(Stored data entries)
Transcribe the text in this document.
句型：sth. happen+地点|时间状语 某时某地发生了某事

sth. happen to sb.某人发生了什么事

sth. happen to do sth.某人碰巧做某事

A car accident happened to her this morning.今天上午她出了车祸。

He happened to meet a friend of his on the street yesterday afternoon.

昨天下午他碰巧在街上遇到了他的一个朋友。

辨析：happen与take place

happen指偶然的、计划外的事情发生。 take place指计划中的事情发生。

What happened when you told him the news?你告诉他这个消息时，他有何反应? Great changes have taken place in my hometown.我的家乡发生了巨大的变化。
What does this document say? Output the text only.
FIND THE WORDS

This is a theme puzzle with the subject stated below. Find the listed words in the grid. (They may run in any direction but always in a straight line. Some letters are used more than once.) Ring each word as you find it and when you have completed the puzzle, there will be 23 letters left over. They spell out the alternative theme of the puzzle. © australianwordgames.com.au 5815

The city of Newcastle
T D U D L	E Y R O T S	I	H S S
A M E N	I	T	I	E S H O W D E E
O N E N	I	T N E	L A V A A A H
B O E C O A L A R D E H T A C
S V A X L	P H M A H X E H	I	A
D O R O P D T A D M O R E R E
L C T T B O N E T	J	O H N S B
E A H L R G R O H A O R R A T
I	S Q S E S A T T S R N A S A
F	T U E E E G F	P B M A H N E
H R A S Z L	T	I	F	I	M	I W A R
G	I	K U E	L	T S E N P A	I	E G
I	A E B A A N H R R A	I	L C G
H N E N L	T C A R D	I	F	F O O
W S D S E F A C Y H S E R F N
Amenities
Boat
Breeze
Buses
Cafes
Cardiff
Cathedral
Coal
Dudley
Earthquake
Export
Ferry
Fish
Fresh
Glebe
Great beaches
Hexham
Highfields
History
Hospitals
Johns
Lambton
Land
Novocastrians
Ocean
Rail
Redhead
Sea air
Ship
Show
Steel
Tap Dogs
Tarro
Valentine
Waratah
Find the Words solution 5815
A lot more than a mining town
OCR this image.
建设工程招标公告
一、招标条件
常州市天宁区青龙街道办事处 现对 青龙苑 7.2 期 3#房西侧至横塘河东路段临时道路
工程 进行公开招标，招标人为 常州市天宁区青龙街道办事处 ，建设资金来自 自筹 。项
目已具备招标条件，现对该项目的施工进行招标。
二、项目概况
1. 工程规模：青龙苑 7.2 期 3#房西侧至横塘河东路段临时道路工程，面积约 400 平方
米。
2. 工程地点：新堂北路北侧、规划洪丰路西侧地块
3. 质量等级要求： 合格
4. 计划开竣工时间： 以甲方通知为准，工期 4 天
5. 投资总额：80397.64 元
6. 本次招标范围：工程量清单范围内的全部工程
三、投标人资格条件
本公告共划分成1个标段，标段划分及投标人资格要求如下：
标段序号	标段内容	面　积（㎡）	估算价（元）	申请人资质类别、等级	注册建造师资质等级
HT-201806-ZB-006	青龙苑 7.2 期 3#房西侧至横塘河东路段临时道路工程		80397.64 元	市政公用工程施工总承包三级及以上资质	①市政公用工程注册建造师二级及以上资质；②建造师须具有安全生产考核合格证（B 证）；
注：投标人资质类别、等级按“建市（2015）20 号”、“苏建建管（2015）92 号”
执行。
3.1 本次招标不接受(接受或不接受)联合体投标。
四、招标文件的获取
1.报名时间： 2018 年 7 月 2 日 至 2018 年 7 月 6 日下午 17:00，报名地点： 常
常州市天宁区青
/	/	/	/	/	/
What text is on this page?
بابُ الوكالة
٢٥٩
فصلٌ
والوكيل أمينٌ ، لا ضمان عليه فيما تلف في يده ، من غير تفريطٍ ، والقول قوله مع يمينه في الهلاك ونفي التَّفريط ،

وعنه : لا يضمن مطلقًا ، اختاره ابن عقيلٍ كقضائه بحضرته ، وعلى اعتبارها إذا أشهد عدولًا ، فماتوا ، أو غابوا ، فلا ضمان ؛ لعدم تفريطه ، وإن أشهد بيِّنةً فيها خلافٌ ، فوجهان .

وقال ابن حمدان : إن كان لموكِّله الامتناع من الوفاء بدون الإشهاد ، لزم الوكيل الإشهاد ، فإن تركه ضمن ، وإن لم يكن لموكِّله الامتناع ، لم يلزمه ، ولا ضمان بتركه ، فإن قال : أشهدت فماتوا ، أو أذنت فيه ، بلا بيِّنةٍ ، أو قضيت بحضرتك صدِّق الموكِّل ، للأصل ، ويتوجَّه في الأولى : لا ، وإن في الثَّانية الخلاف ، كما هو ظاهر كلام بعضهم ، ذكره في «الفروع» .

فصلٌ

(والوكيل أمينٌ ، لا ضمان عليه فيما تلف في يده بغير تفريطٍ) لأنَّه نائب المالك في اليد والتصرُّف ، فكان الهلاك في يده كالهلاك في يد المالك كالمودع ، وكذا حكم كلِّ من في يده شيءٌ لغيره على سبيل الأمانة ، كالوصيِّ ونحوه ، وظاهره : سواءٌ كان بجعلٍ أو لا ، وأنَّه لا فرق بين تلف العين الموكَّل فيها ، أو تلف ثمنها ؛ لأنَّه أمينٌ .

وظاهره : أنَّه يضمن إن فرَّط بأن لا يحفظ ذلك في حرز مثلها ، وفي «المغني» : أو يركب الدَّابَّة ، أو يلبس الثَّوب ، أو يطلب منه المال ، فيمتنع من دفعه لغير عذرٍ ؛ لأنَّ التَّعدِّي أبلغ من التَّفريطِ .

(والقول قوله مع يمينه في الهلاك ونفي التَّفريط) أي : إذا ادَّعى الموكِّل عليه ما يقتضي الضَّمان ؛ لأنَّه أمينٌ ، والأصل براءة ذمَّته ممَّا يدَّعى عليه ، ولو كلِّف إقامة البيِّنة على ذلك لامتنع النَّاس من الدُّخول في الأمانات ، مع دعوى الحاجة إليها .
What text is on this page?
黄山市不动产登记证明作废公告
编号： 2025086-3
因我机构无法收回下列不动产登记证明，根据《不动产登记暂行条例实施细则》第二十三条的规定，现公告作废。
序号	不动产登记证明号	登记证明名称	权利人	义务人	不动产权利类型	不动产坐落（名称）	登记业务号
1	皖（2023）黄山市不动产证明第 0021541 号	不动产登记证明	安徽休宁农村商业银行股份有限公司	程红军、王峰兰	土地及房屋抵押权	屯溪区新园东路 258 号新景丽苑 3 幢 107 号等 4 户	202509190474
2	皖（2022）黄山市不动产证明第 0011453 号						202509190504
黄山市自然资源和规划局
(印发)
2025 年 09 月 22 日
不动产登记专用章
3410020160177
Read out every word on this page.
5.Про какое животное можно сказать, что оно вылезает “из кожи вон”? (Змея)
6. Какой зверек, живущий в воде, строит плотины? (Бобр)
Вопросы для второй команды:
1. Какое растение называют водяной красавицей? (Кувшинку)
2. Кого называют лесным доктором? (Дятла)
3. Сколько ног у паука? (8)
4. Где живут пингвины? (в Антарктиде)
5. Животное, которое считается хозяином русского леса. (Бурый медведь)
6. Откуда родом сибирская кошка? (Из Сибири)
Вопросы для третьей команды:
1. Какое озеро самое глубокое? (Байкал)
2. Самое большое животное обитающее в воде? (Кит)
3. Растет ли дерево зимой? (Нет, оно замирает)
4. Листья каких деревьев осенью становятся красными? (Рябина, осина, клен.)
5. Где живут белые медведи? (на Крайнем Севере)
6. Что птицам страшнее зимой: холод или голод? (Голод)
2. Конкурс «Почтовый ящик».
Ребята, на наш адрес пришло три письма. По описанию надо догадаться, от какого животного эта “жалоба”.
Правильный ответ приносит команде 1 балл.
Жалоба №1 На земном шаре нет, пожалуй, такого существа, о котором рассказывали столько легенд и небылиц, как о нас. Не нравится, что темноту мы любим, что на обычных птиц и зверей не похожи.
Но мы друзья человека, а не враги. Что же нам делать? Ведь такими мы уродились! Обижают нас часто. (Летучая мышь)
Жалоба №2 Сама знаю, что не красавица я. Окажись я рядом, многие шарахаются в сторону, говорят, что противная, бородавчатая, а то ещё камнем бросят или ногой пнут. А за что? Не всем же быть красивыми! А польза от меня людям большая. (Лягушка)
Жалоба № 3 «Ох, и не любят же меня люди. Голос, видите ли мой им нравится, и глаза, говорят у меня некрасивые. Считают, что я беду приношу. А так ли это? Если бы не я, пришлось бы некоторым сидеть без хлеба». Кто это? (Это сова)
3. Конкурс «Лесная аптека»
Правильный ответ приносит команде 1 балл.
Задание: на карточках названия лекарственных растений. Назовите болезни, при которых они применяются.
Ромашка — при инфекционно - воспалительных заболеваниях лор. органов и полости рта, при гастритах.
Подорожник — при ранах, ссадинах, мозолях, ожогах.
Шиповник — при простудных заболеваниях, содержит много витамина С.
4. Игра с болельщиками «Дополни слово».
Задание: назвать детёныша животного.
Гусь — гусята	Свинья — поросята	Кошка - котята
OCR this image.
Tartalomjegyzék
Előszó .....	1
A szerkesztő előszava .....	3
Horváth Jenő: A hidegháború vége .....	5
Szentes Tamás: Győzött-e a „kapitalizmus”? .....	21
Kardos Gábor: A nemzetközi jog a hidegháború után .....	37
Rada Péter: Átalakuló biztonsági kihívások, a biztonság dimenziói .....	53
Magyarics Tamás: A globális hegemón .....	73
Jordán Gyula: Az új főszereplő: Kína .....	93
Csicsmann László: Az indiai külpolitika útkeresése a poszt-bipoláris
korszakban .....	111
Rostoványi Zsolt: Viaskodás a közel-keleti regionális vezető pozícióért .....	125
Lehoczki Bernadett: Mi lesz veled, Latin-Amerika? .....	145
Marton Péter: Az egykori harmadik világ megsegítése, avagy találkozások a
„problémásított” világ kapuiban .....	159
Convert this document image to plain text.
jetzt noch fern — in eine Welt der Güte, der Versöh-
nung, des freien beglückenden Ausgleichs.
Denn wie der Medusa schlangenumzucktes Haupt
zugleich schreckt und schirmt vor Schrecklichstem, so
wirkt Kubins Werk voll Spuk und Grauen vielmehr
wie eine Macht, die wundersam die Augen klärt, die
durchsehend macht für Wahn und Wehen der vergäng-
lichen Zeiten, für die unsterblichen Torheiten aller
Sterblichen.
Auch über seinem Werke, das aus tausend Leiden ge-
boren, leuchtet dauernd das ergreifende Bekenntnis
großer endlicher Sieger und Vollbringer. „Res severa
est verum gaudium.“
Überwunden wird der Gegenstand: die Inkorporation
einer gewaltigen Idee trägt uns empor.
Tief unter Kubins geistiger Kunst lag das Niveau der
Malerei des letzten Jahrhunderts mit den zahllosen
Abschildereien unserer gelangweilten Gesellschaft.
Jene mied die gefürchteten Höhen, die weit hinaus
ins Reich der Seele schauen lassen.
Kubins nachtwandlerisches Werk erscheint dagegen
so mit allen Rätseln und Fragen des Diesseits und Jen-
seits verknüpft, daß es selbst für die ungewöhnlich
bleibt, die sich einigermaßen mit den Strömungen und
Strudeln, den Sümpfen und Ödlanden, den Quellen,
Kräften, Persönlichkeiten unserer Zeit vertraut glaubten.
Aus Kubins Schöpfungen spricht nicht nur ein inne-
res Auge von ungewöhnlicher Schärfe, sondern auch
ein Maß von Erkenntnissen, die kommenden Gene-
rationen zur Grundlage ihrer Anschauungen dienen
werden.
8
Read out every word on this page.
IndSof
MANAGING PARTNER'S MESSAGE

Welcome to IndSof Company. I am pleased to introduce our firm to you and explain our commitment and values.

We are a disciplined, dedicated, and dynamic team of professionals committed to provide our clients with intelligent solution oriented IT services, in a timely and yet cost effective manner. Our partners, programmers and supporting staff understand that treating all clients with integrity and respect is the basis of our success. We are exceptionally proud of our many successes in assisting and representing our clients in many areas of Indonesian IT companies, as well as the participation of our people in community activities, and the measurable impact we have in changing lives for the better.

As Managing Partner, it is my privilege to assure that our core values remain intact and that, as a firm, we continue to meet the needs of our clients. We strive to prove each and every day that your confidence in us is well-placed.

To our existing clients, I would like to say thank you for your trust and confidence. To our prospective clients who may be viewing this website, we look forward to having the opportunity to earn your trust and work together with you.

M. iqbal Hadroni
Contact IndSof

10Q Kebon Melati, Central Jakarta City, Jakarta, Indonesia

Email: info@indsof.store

(WHAT THIS TASK INVOLVES):
Which lines hold the word "have"? Return all of them from the records above.

(FINISHED ANSWER):
What happened when you told him the news?你告诉他这个消息时，他有何反应? Great changes have taken place in my hometown.我的家乡发生了巨大的变化。
This is a theme puzzle with the subject stated below. Find the listed words in the grid. (They may run in any direction but always in a straight line. Some letters are used more than once.) Ring each word as you find it and when you have completed the puzzle, there will be 23 letters left over. They spell out the alternative theme of the puzzle. © australianwordgames.com.au 5815
We are a disciplined, dedicated, and dynamic team of professionals committed to provide our clients with intelligent solution oriented IT services, in a timely and yet cost effective manner. Our partners, programmers and supporting staff understand that treating all clients with integrity and respect is the basis of our success. We are exceptionally proud of our many successes in assisting and representing our clients in many areas of Indonesian IT companies, as well as the participation of our people in community activities, and the measurable impact we have in changing lives for the better.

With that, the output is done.